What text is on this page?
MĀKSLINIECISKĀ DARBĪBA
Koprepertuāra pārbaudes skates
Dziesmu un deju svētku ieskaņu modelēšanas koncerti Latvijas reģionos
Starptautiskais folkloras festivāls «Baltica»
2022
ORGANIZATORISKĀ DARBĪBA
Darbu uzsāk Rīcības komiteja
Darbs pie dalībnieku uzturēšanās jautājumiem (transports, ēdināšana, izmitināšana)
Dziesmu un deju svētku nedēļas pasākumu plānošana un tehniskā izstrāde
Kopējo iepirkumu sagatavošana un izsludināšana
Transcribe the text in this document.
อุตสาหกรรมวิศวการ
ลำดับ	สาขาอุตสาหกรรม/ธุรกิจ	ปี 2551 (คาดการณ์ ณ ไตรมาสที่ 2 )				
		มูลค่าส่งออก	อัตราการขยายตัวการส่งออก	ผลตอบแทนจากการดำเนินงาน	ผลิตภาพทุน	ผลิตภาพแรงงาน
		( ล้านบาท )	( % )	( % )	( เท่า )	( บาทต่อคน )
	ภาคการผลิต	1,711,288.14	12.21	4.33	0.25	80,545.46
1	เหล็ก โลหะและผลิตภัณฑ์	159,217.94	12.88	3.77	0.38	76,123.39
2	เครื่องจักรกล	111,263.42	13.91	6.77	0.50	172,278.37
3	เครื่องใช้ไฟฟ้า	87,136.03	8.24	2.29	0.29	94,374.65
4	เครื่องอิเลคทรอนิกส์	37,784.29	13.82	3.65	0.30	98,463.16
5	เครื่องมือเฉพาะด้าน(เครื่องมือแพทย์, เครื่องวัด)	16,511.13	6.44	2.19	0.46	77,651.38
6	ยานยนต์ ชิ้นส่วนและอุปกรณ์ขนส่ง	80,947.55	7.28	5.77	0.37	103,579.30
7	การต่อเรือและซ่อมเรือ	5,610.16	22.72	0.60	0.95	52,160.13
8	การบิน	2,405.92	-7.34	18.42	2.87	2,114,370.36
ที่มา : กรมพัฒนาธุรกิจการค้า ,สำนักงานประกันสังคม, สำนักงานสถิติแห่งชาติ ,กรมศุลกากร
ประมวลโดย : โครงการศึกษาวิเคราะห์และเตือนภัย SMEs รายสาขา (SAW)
==*==
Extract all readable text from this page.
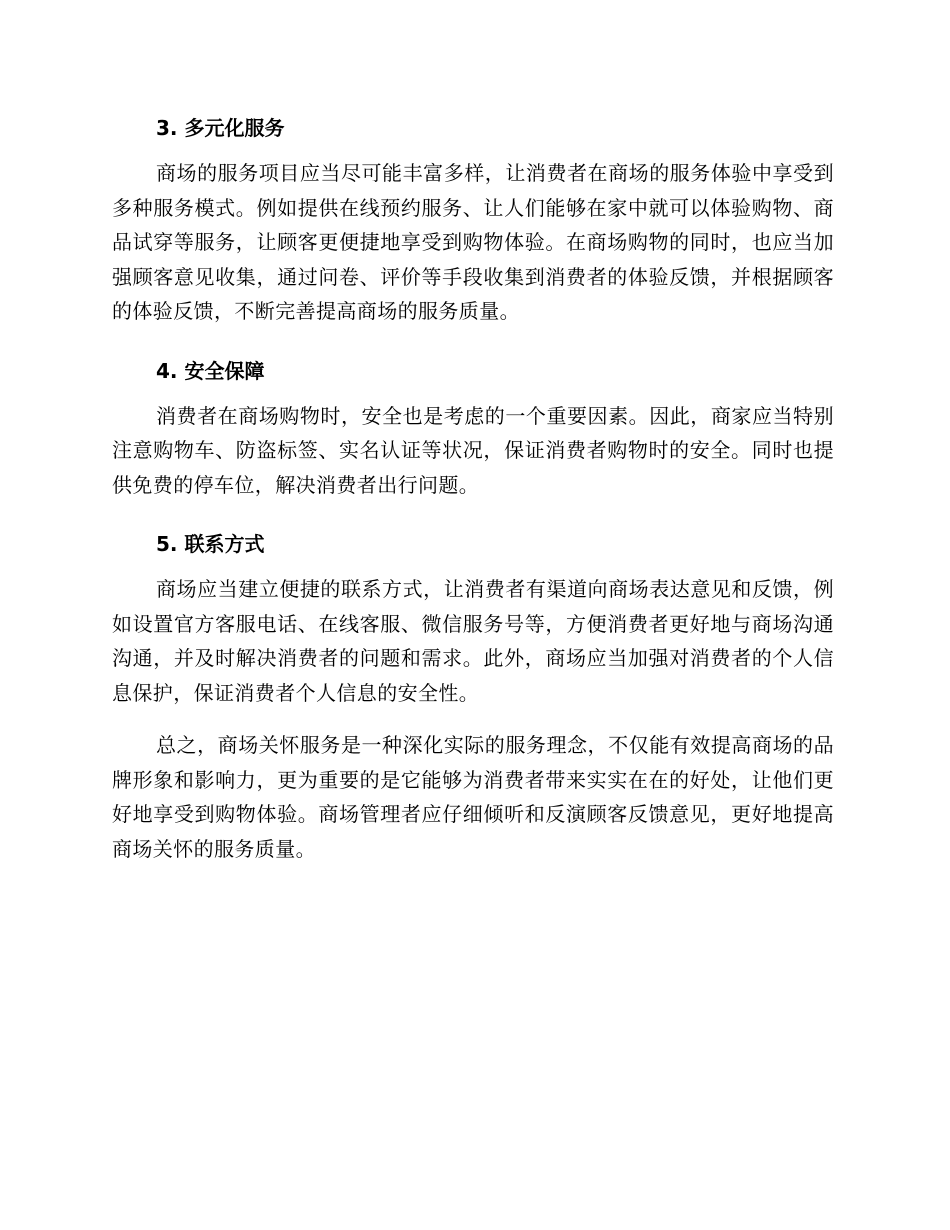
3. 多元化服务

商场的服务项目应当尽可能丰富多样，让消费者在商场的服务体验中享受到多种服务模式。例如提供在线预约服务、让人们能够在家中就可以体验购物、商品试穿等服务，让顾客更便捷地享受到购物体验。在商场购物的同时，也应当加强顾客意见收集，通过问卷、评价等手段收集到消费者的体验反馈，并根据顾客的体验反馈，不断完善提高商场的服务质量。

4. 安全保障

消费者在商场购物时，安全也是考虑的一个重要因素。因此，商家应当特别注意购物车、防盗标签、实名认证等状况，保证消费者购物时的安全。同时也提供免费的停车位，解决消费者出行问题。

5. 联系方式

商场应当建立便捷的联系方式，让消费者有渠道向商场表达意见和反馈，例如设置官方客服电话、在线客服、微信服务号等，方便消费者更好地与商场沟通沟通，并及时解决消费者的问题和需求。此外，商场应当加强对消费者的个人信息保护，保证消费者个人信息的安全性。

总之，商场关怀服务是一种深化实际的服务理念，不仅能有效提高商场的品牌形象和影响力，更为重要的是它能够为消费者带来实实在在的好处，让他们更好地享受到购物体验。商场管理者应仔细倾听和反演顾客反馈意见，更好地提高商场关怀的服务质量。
==*==
### Written instruction
Give solely the number of lines in the data that contain the string "text".

### Written solution
3